Source passage
Geographic variation in tourism loss from elephant poaching

Disaggregating the overall figures for the economic losses associated with poaching of elephants at PAs across the continent reveals substantial variability in their geographic distribution. Regionally, the greatest losses occur in east and southern Africa (Table 2). This is driven not by poaching rates, which are actually substantially lower in those regions than in central Africa1,2,3, but rather by high visitation rates to PAs and the fact that the positive impact of elephant density on tourism visits is strongly reduced in the forested PAs of central Africa (Table 1). As such, the aggregate current tourism expenditures that are lost due to elephant poaching in central African forested PAs are negligible ($0.009 million with 95% CI $0.02–$0.05 million), but are several orders of magnitude higher in east Africa (mean $12.2 million; 95% CI $4.17–$27.8 million) and in southern Africa (mean $13.0 million; 95% CI $5.69–$24.8 million). These lost tourism benefits due to elephant poaching can be a substantial fraction of all nature-based tourism in countries where savannah, rather than forested, ecosystems predominate. For example, in Tanzania, we estimate that the average total tourism benefits lost due to elephant poaching are$540,000 per year, or between 4% and 11% of the total receipts from all visitors to PAs (estimated at $5–$15 million per year22).

Table 2 Estimating the lost tourism benefits from the illegal killing of elephants.

Return-on-investment from elephant conservation

How do the lost benefits from reductions in elephant-based tourism compare with the costs that would be required to reduce or eliminate the poaching of elephants (and therefore sustain these benefits) at PAs across the continent? Few studies have analysed anti-poaching costs, in particular with varying effectiveness targets and across large scales encompassing different habitat types. The only such study we are aware of was conducted during the height of elephant poaching in the 1980s and developed a regression model of the relationship between changes in large (>1,000) elephant populations and per-unit-area investment in conservation across 14 African countries19,20. To achieve no decline in elephant populations required spending levels of $215 km−2 in USD 1981, equivalent to $565 km−2 in USD 2016 (converted using the United States’ Department of Labor Consumer Price Index inflation calculator; http://data.bls.gov/cgi-bin/cpicalc.pl). We used this regression model to estimate the shortfall (based on changes in PA-specific elephant populations from illegal killing) required to stabilize elephant populations for each of 58 PAs containing over 1,000 elephants.

Source excerpt
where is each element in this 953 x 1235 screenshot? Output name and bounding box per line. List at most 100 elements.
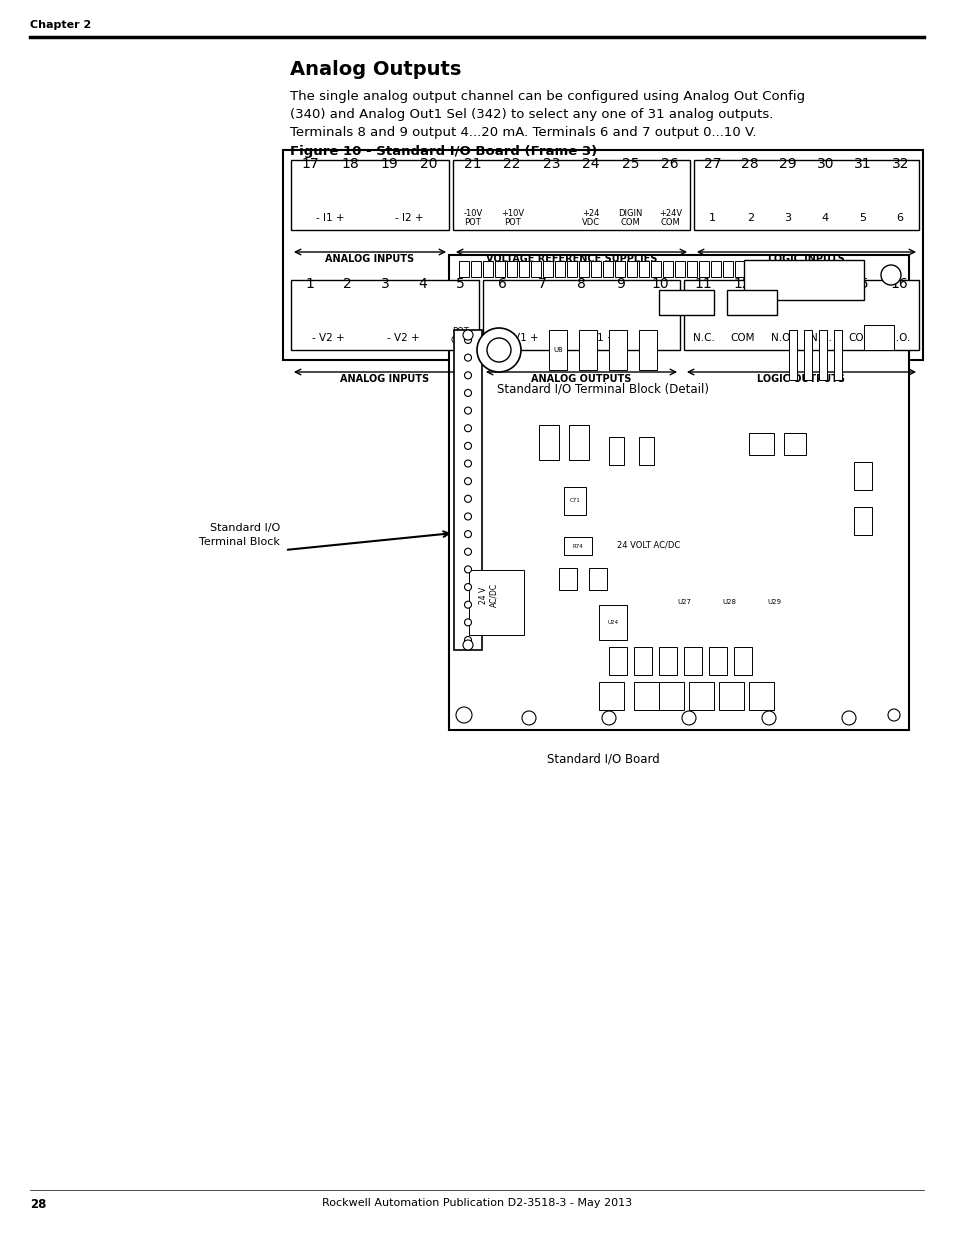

Given exercise
According to the elephant poaching passage, in which regions do the greatest tourism losses from elephant poaching occur?

The answer
East and southern Africa.